→ Instructions to follow
Wherever a line in the data below holds "slug", copy that line.

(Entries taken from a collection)

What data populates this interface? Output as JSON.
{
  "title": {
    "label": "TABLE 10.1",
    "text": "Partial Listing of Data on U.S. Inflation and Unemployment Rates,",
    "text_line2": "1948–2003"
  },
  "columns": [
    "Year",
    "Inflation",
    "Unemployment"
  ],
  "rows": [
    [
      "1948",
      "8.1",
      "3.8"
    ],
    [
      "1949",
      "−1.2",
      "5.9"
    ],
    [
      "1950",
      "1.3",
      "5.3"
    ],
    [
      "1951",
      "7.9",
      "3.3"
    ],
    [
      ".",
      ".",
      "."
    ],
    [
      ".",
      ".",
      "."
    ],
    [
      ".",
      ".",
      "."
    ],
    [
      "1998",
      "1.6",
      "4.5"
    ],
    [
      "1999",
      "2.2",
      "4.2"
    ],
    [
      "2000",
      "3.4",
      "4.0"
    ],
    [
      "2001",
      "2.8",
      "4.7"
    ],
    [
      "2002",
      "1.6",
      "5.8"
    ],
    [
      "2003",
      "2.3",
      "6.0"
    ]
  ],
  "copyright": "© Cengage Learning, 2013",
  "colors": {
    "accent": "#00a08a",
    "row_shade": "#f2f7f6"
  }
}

==

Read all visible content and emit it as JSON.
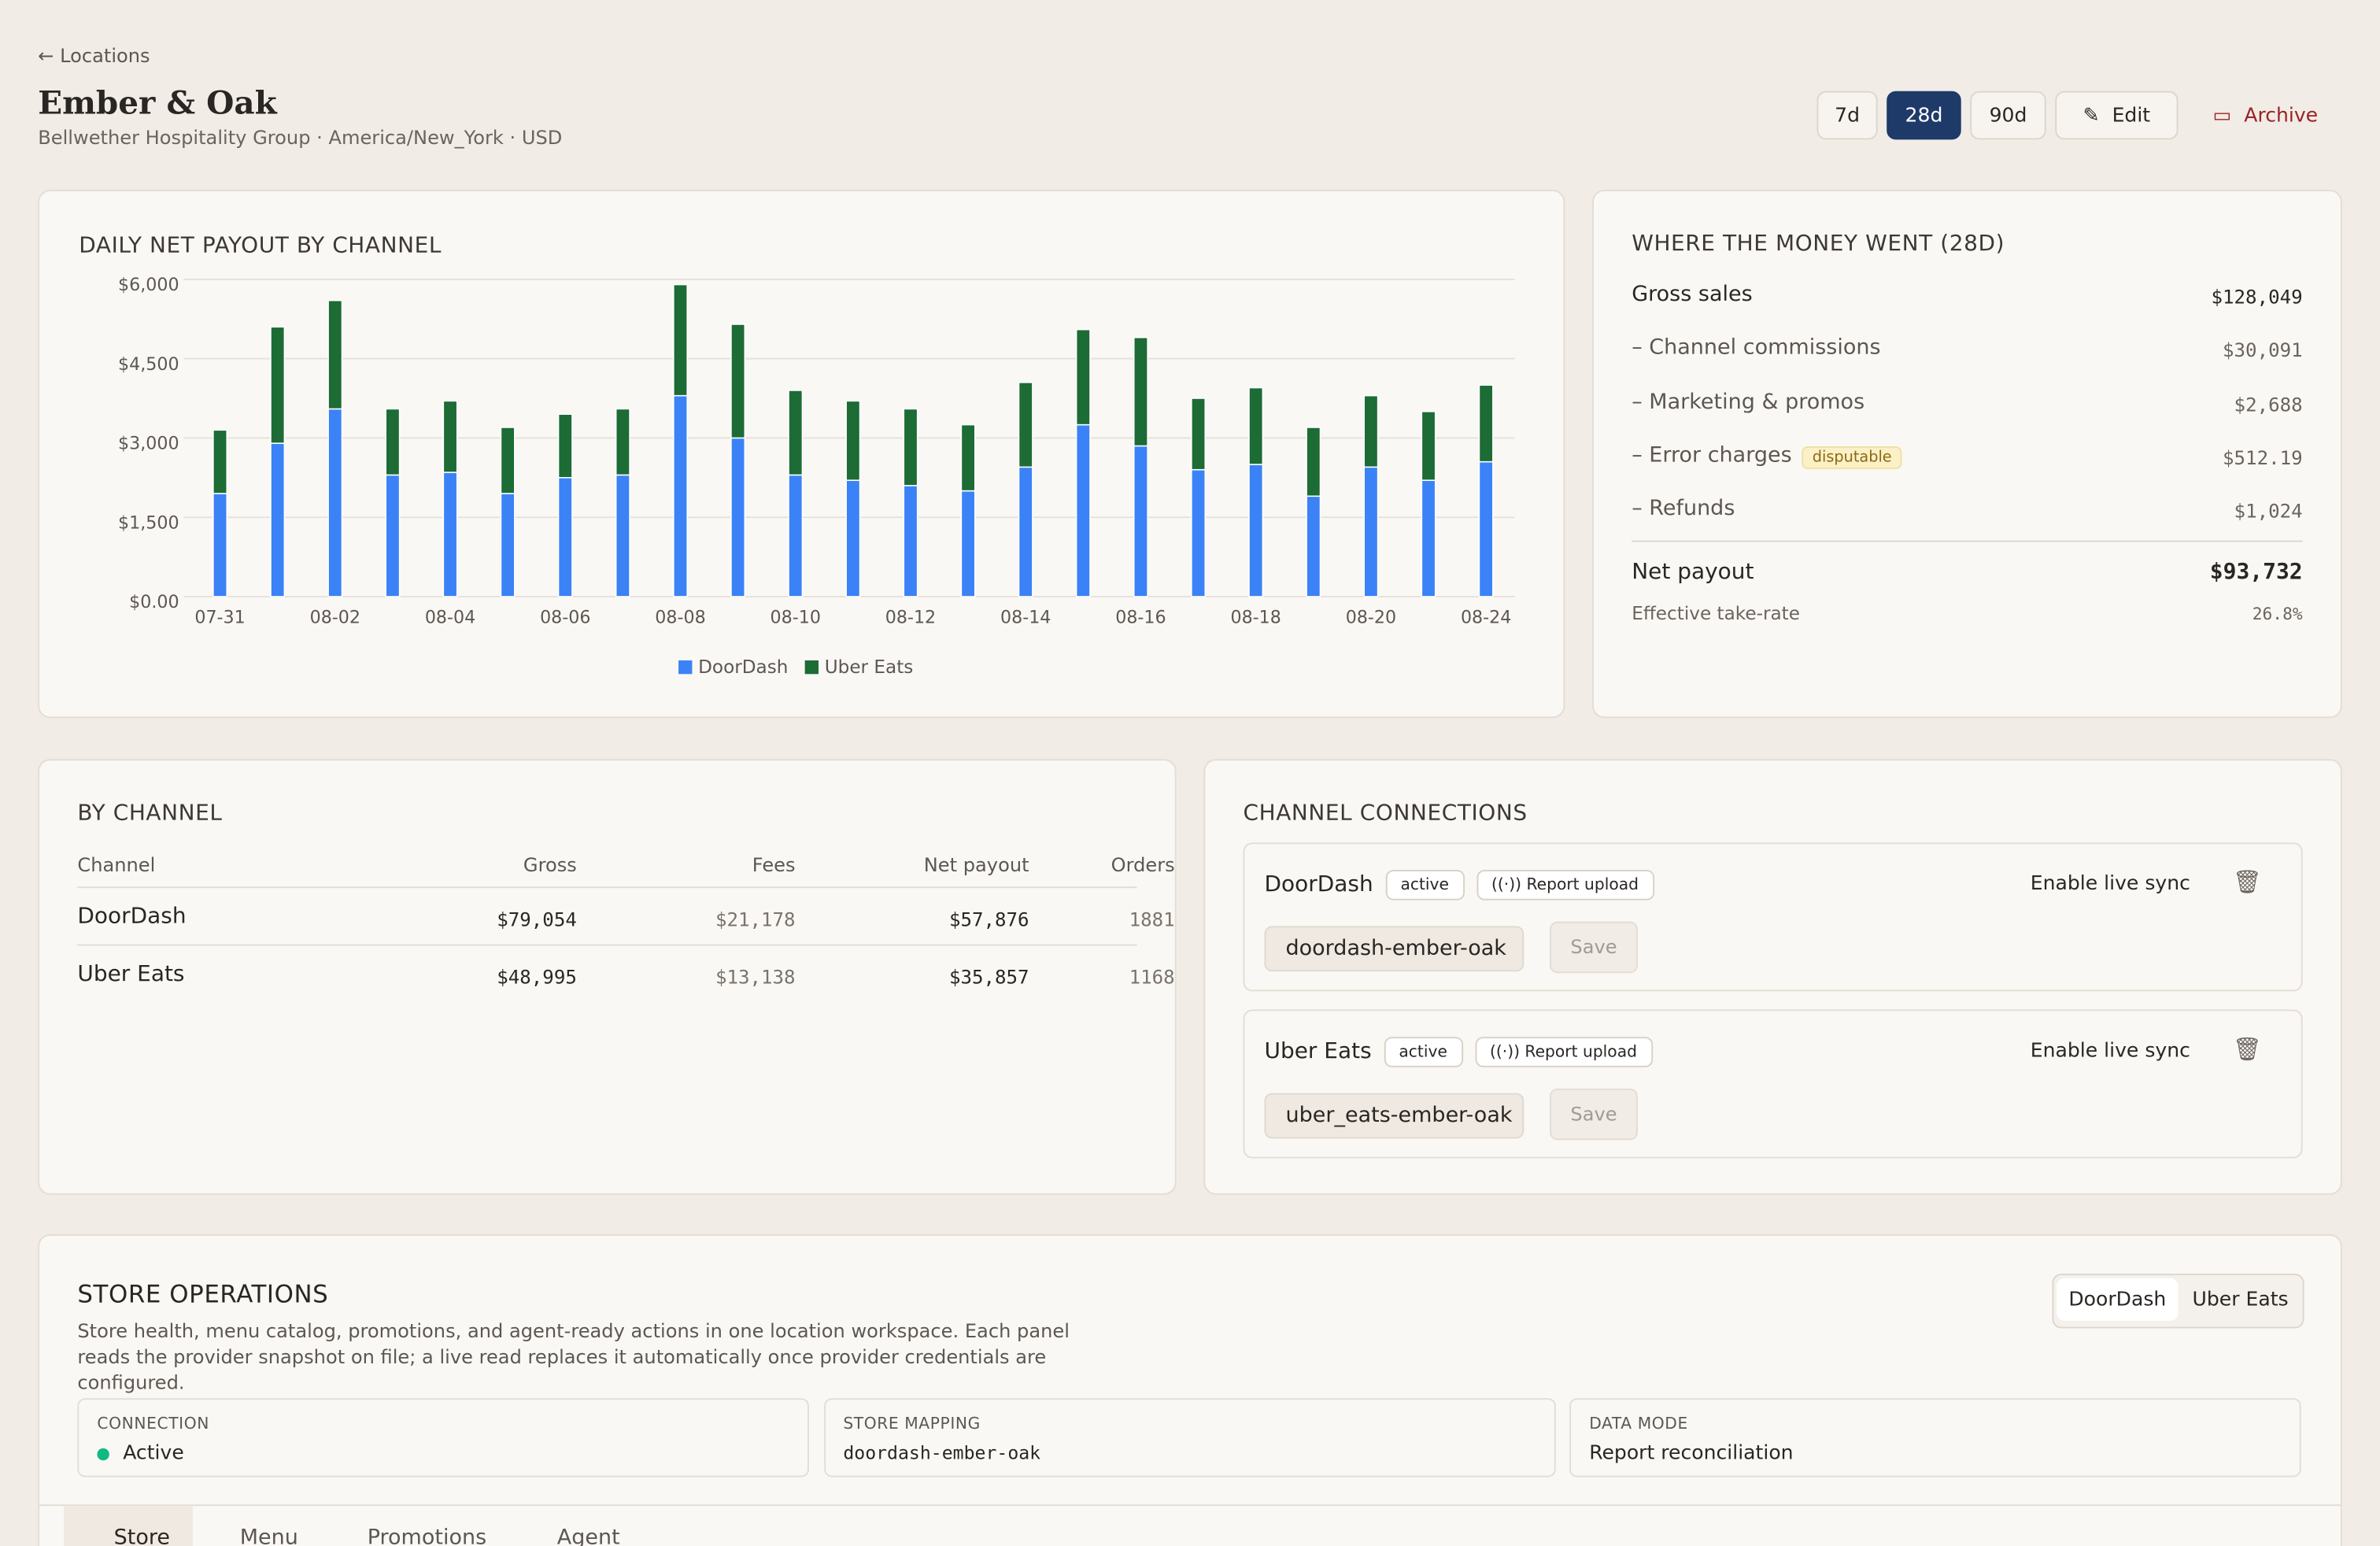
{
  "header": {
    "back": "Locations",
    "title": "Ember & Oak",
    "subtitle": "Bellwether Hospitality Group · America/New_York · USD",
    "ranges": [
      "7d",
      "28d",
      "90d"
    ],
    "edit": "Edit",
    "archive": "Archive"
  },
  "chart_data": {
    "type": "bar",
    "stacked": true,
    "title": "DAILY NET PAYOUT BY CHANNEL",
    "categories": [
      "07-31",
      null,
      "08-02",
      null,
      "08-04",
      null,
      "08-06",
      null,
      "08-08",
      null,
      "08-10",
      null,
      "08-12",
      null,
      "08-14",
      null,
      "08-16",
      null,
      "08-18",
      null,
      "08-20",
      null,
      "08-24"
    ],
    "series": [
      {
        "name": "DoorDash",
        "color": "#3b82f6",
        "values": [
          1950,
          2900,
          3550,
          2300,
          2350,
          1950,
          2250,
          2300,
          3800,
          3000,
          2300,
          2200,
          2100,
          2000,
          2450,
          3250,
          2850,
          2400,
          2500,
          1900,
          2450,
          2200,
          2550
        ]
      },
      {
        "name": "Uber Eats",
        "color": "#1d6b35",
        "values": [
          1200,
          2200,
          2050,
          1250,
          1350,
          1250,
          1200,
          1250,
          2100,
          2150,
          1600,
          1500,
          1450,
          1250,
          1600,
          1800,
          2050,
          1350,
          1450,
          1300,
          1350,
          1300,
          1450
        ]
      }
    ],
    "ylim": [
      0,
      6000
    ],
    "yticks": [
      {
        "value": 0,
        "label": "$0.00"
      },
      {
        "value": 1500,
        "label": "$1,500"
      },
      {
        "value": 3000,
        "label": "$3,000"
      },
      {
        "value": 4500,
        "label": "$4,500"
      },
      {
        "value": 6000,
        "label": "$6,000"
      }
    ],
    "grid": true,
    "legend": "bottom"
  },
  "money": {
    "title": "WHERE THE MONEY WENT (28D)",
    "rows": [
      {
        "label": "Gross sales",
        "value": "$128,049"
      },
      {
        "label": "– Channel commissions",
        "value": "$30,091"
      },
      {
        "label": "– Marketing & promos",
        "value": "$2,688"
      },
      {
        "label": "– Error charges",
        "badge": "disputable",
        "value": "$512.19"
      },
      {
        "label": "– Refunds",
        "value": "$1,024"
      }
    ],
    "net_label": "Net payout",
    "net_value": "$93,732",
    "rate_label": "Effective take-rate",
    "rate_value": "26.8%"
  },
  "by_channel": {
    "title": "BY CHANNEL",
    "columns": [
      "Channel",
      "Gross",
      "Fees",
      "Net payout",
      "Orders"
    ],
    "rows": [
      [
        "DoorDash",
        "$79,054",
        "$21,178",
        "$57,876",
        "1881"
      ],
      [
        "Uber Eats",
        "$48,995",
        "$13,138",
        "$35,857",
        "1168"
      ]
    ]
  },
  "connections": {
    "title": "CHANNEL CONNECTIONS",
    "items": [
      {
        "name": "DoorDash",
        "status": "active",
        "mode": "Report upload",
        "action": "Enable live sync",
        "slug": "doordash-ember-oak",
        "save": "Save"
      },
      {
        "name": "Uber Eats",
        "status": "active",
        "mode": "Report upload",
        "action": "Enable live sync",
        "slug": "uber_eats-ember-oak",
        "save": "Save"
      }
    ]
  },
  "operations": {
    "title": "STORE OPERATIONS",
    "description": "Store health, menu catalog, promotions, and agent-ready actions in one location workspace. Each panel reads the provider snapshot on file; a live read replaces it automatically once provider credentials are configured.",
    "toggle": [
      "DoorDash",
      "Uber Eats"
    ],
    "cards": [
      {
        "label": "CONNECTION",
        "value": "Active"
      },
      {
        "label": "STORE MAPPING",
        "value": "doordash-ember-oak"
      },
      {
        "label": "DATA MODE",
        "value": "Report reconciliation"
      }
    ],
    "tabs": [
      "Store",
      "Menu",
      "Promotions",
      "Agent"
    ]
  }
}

---

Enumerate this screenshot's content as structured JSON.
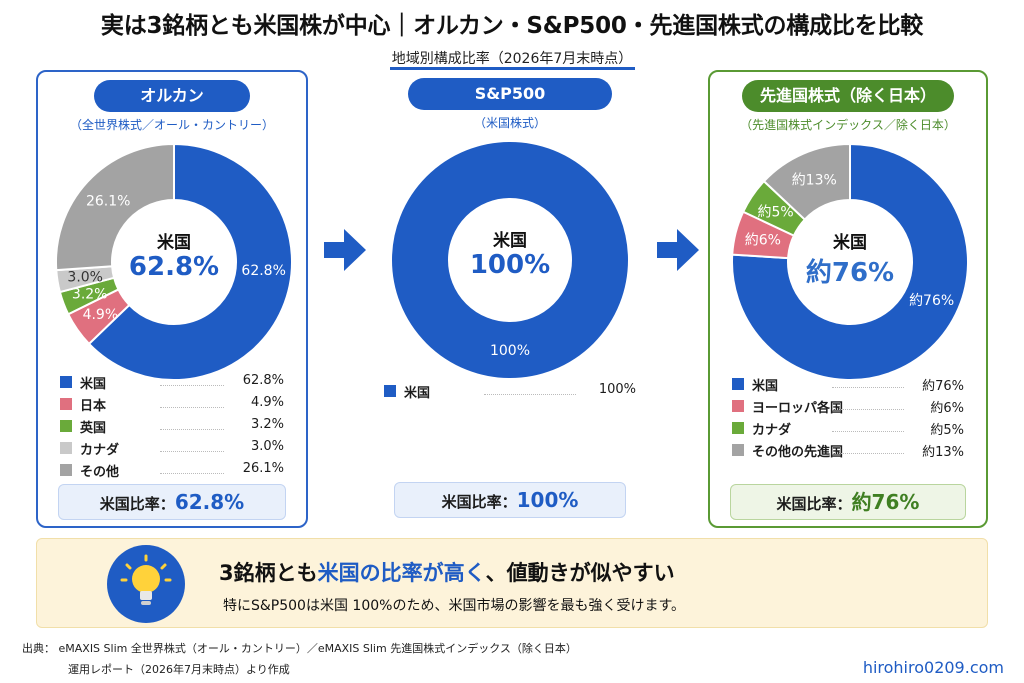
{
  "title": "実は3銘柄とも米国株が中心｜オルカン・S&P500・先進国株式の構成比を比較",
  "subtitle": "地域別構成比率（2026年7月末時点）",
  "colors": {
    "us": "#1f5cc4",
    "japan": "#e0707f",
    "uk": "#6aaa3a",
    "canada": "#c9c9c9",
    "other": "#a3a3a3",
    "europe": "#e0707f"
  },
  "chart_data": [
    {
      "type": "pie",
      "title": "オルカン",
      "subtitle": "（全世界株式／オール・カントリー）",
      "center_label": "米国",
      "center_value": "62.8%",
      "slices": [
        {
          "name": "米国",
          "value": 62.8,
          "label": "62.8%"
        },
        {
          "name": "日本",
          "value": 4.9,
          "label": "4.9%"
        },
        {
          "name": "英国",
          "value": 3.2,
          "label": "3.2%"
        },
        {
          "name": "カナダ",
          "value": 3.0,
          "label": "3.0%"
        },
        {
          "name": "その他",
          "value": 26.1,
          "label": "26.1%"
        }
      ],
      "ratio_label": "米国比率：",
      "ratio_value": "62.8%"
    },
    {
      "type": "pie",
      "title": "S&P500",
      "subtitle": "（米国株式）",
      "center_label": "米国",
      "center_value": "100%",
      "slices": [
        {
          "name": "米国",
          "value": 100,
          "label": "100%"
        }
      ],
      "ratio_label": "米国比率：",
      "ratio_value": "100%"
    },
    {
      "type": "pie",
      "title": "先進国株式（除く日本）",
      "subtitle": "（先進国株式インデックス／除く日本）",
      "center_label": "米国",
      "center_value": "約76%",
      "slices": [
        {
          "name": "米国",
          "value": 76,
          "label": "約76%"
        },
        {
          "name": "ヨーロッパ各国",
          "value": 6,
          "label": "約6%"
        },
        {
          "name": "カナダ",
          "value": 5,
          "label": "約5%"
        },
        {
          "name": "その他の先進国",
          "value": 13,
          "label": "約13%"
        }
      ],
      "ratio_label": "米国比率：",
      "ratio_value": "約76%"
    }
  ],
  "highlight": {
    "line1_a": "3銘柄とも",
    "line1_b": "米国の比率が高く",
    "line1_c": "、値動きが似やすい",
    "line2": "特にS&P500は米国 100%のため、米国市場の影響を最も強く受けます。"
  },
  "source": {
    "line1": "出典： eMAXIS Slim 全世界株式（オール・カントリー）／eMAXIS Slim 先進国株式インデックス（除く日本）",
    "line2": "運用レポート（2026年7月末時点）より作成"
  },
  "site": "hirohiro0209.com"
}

→ Correct output
        "slug": "doordash-ember-oak",
        "slug": "uber_eats-ember-oak",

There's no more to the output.